Stored data entries
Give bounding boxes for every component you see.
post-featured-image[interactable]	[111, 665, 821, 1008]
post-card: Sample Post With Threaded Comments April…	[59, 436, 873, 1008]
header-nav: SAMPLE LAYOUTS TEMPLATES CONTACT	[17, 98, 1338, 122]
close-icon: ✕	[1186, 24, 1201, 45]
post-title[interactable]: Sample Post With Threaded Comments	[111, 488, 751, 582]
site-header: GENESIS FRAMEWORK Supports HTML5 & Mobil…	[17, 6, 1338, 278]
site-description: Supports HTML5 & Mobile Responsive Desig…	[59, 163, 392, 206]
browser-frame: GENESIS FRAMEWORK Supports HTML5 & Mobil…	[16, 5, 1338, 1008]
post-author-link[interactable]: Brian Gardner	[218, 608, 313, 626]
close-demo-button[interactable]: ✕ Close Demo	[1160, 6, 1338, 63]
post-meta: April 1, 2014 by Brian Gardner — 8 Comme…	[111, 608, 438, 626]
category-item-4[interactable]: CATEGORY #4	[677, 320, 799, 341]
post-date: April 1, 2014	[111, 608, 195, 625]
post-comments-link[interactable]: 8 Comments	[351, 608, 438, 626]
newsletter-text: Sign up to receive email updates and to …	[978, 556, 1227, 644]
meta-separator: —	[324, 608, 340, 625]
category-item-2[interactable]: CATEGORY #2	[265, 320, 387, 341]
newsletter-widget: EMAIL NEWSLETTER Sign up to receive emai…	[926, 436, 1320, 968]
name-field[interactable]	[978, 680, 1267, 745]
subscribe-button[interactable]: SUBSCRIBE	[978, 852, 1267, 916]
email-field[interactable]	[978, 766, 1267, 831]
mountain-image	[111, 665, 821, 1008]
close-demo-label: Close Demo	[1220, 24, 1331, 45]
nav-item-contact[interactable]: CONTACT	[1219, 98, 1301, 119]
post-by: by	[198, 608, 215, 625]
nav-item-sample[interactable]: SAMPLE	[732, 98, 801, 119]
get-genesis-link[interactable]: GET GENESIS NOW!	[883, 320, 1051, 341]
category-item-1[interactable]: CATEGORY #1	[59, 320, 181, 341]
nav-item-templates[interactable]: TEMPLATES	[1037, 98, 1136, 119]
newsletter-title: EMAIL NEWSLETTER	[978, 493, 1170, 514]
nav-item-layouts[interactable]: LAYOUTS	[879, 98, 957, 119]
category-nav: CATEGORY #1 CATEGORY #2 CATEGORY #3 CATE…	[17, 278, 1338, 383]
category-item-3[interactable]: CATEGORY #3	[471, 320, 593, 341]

_Problem to solve_. What are the lines of the data above that include the string "demo"? Copy them.

_Written answer_.
close-demo-button[interactable]: ✕ Close Demo	[1160, 6, 1338, 63]
close-demo-label: Close Demo	[1220, 24, 1331, 45]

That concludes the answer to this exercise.